▶ Exercise details
Reproduce the records verbatim from their first line through the line that contains "svg-text:10: 10 [184,417,199,431]", including both of those lines.

▶ Provided records
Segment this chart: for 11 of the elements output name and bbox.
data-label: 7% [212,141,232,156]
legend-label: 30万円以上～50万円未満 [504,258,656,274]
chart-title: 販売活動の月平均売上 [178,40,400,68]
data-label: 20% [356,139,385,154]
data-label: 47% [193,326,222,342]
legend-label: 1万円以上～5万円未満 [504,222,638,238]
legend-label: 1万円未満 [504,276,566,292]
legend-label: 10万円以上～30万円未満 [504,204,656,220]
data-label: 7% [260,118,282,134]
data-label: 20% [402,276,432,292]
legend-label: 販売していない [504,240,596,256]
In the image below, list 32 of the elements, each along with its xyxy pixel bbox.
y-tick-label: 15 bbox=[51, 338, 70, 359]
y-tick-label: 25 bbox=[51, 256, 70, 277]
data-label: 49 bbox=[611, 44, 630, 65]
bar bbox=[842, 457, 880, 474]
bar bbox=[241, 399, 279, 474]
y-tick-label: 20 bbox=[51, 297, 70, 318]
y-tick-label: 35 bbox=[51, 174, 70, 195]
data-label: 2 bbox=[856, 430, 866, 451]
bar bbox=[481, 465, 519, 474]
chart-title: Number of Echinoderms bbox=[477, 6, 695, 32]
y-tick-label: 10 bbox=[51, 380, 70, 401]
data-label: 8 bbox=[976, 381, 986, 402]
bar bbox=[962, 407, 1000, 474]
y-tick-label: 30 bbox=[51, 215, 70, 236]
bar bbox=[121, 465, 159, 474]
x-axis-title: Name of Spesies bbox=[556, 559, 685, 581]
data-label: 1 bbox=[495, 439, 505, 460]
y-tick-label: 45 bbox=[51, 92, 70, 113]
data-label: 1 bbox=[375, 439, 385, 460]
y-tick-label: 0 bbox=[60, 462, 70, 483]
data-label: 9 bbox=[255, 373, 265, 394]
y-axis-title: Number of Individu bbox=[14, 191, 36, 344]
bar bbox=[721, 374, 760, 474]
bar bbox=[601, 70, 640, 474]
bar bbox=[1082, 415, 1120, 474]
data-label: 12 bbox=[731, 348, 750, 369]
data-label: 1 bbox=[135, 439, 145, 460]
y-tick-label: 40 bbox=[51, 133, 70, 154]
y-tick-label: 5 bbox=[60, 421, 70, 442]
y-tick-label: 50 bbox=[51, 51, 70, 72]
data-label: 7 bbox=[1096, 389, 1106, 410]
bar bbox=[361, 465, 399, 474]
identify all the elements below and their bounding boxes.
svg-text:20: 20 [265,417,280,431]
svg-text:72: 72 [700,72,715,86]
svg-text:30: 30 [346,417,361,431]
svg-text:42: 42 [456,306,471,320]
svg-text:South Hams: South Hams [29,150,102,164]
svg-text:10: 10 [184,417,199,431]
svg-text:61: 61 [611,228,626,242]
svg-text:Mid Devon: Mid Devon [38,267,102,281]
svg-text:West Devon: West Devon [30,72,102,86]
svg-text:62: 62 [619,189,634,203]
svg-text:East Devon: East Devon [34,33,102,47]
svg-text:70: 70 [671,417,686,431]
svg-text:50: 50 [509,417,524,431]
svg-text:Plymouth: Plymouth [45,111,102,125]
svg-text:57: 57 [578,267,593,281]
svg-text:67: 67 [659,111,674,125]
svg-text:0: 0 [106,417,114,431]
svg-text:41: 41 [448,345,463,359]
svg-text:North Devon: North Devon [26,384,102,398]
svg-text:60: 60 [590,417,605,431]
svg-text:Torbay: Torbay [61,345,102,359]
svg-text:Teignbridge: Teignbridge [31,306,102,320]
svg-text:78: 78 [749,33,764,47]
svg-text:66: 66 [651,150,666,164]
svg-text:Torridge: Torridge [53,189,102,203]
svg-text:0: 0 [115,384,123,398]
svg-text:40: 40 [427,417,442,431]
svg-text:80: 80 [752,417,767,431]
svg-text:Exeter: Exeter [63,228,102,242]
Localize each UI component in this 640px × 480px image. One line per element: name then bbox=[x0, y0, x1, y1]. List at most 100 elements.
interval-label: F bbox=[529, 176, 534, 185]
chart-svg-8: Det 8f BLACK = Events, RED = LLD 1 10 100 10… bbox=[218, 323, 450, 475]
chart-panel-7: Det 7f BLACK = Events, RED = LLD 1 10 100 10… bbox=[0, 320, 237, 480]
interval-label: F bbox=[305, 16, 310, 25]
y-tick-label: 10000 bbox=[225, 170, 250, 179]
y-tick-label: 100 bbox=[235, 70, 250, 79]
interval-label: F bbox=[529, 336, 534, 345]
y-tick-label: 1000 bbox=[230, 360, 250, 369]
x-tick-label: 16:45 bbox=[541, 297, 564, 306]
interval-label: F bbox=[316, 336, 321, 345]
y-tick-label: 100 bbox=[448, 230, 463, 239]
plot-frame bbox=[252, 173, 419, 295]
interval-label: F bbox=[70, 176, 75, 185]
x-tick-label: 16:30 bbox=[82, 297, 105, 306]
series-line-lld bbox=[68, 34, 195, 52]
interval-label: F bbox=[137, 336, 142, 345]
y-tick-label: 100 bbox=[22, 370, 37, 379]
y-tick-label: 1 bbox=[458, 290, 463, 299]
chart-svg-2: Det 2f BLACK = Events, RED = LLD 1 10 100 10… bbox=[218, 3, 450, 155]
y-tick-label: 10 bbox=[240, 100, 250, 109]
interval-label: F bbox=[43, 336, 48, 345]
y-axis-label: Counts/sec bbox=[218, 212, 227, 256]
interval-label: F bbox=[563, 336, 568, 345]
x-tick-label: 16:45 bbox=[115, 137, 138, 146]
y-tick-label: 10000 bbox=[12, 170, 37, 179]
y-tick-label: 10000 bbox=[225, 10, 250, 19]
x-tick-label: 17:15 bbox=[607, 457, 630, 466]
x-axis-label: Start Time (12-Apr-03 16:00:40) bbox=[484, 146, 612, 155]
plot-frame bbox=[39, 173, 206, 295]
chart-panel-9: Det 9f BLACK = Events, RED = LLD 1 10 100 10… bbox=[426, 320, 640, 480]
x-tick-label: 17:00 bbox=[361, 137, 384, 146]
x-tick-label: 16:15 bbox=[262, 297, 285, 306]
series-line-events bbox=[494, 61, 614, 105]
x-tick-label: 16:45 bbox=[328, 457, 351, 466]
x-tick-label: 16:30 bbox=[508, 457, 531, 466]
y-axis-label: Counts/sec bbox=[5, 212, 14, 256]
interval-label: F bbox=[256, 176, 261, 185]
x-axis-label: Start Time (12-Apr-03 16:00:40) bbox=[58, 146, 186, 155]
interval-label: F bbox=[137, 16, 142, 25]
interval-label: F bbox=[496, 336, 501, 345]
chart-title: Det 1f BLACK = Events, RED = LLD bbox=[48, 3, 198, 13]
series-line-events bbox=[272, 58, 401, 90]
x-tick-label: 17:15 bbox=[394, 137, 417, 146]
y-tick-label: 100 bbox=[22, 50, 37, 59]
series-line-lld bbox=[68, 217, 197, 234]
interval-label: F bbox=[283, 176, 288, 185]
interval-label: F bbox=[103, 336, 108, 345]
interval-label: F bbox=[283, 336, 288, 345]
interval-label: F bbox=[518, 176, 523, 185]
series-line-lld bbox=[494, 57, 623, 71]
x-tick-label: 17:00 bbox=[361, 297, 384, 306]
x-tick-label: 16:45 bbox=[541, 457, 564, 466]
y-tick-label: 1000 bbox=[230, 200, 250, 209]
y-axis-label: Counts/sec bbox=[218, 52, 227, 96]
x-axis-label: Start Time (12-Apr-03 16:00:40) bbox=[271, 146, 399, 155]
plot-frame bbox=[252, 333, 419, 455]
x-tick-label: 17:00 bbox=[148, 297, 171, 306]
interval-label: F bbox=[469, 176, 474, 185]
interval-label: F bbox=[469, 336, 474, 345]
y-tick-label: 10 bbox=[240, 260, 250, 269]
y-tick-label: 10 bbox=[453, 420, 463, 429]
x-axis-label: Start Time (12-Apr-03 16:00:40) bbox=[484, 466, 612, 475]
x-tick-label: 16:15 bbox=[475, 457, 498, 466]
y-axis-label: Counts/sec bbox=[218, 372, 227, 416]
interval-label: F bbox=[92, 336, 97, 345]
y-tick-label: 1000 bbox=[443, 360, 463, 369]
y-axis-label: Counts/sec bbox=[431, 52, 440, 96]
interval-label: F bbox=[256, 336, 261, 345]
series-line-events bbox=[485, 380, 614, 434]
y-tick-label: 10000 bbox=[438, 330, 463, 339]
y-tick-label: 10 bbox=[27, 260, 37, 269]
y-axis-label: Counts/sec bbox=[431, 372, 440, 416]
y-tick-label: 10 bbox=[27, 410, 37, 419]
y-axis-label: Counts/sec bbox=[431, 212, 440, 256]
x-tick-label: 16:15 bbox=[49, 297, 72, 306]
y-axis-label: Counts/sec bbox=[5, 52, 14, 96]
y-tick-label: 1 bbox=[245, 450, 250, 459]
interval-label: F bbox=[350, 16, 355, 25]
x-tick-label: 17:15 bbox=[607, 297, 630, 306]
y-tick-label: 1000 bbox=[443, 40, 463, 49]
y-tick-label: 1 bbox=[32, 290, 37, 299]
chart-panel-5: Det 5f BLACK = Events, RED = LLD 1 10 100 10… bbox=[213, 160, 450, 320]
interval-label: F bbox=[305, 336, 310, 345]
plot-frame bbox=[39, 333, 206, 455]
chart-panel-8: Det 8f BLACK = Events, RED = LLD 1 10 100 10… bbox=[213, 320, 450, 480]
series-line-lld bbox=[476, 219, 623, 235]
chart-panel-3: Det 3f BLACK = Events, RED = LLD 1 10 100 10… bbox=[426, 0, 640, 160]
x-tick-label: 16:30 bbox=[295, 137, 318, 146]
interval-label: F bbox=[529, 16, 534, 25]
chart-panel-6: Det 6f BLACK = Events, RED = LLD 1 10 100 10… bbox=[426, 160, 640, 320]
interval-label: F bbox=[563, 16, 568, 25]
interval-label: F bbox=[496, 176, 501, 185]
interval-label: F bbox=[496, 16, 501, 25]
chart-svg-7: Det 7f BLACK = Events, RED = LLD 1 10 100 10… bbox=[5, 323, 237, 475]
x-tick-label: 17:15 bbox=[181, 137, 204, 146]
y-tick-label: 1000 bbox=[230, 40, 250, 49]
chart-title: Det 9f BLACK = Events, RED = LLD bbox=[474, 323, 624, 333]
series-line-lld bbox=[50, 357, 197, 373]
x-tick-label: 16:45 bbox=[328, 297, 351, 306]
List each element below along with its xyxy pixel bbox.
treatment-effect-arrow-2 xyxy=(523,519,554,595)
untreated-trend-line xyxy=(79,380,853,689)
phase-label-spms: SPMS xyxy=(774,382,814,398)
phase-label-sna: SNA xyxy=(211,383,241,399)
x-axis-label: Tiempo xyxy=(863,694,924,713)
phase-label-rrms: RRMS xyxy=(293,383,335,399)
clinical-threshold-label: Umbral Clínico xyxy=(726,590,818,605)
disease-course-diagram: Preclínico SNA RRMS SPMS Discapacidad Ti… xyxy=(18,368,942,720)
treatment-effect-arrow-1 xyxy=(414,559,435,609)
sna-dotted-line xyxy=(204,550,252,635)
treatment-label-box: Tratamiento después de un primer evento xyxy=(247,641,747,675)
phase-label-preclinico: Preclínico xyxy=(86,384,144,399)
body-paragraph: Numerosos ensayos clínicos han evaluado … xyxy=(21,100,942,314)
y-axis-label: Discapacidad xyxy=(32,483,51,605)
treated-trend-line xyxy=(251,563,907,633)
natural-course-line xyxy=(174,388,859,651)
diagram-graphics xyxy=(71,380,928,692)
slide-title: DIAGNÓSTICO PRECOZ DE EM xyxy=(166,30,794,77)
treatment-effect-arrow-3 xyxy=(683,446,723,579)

▶ Finished answer
Segment this chart: for 11 of the elements output name and bbox.
data-label: 7% [212,141,232,156]
legend-label: 30万円以上～50万円未満 [504,258,656,274]
chart-title: 販売活動の月平均売上 [178,40,400,68]
data-label: 20% [356,139,385,154]
data-label: 47% [193,326,222,342]
legend-label: 1万円以上～5万円未満 [504,222,638,238]
legend-label: 1万円未満 [504,276,566,292]
legend-label: 10万円以上～30万円未満 [504,204,656,220]
data-label: 7% [260,118,282,134]
data-label: 20% [402,276,432,292]
legend-label: 販売していない [504,240,596,256]
In the image below, list 32 of the elements, each along with its xyxy pixel bbox.
y-tick-label: 15 bbox=[51, 338, 70, 359]
y-tick-label: 25 bbox=[51, 256, 70, 277]
data-label: 49 bbox=[611, 44, 630, 65]
bar bbox=[842, 457, 880, 474]
bar bbox=[241, 399, 279, 474]
y-tick-label: 20 bbox=[51, 297, 70, 318]
y-tick-label: 35 bbox=[51, 174, 70, 195]
data-label: 2 bbox=[856, 430, 866, 451]
bar bbox=[481, 465, 519, 474]
chart-title: Number of Echinoderms bbox=[477, 6, 695, 32]
y-tick-label: 10 bbox=[51, 380, 70, 401]
data-label: 8 bbox=[976, 381, 986, 402]
bar bbox=[962, 407, 1000, 474]
y-tick-label: 30 bbox=[51, 215, 70, 236]
bar bbox=[121, 465, 159, 474]
x-axis-title: Name of Spesies bbox=[556, 559, 685, 581]
data-label: 1 bbox=[495, 439, 505, 460]
y-tick-label: 45 bbox=[51, 92, 70, 113]
data-label: 1 bbox=[375, 439, 385, 460]
y-tick-label: 0 bbox=[60, 462, 70, 483]
data-label: 9 bbox=[255, 373, 265, 394]
y-axis-title: Number of Individu bbox=[14, 191, 36, 344]
bar bbox=[721, 374, 760, 474]
bar bbox=[601, 70, 640, 474]
bar bbox=[1082, 415, 1120, 474]
data-label: 12 bbox=[731, 348, 750, 369]
data-label: 1 bbox=[135, 439, 145, 460]
y-tick-label: 40 bbox=[51, 133, 70, 154]
y-tick-label: 5 bbox=[60, 421, 70, 442]
y-tick-label: 50 bbox=[51, 51, 70, 72]
data-label: 7 bbox=[1096, 389, 1106, 410]
bar bbox=[361, 465, 399, 474]
identify all the elements below and their bounding boxes.
svg-text:20: 20 [265,417,280,431]
svg-text:72: 72 [700,72,715,86]
svg-text:30: 30 [346,417,361,431]
svg-text:42: 42 [456,306,471,320]
svg-text:South Hams: South Hams [29,150,102,164]
svg-text:10: 10 [184,417,199,431]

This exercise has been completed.